## start Data extract

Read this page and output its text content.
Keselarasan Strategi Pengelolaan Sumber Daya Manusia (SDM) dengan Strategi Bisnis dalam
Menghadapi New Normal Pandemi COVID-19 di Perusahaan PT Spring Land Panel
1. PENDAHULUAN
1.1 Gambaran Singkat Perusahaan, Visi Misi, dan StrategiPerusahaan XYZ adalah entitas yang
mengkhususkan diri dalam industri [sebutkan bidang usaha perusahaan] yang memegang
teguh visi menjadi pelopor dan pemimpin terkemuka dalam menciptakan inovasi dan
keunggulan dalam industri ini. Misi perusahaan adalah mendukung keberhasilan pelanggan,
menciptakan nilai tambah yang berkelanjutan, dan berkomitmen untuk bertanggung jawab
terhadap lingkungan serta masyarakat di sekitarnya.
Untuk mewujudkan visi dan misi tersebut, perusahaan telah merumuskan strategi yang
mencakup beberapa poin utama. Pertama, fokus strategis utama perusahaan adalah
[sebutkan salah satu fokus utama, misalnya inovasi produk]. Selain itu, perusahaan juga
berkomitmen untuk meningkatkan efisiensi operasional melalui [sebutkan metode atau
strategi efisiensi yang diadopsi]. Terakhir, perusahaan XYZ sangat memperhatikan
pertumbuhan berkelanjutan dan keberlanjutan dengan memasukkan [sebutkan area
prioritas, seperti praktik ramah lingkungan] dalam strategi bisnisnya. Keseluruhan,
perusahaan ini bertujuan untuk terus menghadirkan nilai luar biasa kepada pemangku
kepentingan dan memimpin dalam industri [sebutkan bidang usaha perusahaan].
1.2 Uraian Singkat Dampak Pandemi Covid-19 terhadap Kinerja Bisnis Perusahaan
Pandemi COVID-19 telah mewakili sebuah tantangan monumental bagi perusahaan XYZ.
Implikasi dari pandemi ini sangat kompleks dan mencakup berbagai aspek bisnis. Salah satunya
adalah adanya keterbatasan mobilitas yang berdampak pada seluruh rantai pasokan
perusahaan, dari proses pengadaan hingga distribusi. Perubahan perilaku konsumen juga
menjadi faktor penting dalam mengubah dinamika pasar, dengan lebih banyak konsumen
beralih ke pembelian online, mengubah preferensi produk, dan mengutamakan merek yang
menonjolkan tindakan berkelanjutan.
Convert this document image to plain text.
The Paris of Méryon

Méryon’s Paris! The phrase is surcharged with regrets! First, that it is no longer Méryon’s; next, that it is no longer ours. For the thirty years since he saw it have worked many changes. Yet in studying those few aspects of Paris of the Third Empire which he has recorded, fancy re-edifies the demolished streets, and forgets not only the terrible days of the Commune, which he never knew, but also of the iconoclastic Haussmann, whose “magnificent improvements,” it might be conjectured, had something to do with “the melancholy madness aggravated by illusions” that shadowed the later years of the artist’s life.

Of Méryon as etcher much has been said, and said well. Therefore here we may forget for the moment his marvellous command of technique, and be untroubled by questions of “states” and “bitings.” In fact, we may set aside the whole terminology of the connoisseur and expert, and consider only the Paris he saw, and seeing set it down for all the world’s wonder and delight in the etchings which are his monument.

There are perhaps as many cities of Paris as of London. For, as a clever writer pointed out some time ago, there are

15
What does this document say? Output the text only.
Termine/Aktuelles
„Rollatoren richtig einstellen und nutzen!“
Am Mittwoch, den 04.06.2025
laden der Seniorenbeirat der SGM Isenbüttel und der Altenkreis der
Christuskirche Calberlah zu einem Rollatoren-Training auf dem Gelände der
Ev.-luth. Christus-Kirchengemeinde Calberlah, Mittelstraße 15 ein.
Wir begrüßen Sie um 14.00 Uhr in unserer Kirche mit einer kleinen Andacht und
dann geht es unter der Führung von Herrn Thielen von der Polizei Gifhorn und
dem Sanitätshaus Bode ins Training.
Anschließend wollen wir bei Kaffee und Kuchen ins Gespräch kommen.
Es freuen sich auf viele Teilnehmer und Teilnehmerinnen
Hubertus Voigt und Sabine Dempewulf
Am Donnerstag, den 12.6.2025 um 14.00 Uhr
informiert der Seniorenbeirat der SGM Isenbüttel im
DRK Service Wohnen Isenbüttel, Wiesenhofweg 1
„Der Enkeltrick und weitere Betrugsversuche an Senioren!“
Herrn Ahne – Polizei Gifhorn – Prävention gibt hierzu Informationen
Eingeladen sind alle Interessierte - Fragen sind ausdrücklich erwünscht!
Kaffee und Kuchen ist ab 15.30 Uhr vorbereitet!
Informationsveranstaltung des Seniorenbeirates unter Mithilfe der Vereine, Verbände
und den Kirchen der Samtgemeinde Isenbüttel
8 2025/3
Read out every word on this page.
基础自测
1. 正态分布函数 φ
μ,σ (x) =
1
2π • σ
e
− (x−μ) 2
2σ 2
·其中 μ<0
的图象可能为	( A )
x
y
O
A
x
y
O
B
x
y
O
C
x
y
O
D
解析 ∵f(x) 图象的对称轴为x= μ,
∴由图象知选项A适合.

## end Data extract

### [The problem]
Gather from the entries above all lines that include the string "produk".

### [Result]
[sebutkan salah satu fokus utama, misalnya inovasi produk]. Selain itu, perusahaan juga
beralih ke pembelian online, mengubah preferensi produk, dan mengutamakan merek yang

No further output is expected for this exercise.